■ Problem description
In the data below, find every line with the string "hendes" and pull it out.

· · · ·

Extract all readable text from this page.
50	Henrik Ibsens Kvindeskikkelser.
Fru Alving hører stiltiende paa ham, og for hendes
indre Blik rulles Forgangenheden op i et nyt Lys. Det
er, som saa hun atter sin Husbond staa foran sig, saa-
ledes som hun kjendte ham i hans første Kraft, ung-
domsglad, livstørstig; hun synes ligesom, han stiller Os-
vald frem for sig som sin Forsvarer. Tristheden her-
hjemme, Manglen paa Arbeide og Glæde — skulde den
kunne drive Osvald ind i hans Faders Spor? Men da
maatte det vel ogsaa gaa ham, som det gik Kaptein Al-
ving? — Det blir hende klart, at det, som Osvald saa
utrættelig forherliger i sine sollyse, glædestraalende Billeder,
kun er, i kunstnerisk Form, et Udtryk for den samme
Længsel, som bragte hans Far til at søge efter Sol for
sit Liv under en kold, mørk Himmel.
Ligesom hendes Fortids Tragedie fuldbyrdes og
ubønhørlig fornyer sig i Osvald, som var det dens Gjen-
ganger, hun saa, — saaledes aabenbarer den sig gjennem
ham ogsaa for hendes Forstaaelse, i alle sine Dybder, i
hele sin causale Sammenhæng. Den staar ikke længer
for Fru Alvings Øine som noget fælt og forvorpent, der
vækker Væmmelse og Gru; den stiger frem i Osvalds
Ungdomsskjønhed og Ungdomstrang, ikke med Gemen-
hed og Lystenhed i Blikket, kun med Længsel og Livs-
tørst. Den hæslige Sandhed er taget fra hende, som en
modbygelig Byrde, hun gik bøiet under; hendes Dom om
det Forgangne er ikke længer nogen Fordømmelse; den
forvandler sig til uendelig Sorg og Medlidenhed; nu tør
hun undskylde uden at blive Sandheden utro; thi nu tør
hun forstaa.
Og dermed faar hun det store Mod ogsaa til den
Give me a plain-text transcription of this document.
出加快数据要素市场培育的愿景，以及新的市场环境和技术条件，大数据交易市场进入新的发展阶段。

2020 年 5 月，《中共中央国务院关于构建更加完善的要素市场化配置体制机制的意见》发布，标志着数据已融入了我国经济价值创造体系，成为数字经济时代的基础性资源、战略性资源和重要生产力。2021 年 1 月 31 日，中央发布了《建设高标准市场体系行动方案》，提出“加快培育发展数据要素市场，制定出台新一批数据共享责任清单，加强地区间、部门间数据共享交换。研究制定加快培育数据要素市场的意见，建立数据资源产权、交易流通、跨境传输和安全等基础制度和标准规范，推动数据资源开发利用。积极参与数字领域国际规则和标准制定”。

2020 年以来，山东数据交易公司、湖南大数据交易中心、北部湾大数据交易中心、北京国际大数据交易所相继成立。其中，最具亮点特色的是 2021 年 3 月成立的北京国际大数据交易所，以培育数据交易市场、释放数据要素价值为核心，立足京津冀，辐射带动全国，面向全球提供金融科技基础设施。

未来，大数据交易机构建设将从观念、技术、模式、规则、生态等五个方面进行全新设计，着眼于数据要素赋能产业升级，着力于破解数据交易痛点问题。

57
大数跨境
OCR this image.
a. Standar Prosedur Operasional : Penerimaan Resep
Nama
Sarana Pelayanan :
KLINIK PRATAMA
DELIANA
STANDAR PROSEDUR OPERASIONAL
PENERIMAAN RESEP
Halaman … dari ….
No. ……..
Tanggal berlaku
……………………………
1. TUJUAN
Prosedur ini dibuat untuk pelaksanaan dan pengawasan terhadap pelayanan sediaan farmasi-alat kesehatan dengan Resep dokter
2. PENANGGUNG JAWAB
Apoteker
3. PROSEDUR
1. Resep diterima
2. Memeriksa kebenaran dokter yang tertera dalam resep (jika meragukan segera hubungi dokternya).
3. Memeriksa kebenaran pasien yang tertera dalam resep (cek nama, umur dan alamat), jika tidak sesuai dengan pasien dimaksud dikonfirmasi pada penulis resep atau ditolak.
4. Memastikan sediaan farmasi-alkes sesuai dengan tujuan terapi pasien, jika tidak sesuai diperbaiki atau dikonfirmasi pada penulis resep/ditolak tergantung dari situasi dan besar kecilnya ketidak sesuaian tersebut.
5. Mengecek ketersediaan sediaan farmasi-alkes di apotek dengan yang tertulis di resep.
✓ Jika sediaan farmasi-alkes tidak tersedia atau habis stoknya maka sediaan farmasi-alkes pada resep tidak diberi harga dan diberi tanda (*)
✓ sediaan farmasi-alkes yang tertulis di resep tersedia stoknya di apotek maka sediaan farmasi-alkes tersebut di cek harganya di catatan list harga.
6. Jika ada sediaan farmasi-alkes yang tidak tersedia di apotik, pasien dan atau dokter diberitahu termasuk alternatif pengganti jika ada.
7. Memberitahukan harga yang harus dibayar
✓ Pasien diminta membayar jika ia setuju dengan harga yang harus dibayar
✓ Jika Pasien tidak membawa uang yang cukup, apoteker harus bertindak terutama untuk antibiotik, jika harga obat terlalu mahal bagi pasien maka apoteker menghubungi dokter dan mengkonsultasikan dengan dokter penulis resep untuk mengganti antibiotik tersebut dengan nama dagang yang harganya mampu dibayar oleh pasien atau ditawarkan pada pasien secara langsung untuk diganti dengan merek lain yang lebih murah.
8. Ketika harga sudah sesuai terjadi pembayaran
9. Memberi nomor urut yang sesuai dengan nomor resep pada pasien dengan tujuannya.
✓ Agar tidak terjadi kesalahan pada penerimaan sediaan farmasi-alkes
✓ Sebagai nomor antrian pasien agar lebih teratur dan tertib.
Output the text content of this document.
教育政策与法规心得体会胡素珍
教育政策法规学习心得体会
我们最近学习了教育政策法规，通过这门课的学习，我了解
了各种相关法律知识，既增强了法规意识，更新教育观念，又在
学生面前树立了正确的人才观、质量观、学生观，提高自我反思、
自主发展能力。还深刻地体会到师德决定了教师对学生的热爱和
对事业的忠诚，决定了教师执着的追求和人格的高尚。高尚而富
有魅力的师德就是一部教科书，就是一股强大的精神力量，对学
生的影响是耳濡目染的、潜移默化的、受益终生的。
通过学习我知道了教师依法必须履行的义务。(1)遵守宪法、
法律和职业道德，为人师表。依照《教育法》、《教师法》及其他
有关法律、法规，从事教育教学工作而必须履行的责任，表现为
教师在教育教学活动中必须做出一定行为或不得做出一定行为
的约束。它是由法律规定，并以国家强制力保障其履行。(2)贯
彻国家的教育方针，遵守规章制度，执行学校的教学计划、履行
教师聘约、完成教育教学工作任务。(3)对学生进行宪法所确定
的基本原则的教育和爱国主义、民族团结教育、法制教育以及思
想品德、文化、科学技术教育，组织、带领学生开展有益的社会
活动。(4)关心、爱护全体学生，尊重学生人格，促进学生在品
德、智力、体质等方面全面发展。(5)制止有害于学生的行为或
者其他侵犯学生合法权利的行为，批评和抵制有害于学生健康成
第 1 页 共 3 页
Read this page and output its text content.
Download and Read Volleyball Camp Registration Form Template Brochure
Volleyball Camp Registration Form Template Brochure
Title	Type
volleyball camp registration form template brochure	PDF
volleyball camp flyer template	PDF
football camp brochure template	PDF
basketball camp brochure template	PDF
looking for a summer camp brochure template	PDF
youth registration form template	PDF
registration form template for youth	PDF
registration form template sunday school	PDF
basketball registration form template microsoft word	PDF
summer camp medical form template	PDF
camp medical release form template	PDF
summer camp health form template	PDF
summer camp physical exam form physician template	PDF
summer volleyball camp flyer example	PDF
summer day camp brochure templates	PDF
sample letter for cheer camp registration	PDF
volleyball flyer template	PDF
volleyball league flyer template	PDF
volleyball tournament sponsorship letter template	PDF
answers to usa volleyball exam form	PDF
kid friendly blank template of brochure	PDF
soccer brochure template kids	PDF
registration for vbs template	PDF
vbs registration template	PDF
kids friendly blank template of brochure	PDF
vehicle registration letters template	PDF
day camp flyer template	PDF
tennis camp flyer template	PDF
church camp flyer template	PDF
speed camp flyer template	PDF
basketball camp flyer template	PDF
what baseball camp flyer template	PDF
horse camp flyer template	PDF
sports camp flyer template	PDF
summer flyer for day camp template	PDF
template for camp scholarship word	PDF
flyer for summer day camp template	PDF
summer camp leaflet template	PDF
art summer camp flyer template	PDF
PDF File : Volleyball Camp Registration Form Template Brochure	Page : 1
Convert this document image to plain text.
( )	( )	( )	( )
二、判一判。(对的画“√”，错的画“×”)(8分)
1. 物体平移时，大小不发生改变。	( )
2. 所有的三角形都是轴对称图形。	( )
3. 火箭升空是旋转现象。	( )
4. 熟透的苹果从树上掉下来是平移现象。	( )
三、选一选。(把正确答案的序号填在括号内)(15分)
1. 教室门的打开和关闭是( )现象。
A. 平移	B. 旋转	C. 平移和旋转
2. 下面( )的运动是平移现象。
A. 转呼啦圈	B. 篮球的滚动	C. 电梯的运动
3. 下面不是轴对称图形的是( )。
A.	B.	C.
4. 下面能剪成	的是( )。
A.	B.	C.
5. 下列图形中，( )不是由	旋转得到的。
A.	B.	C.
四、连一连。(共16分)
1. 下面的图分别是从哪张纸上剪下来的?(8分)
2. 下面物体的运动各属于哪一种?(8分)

· · · ·

■ Written answer
Fru Alving hører stiltiende paa ham, og for hendes
Ligesom hendes Fortids Tragedie fuldbyrdes og
ham ogsaa for hendes Forstaaelse, i alle sine Dybder, i
modbygelig Byrde, hun gik bøiet under; hendes Dom om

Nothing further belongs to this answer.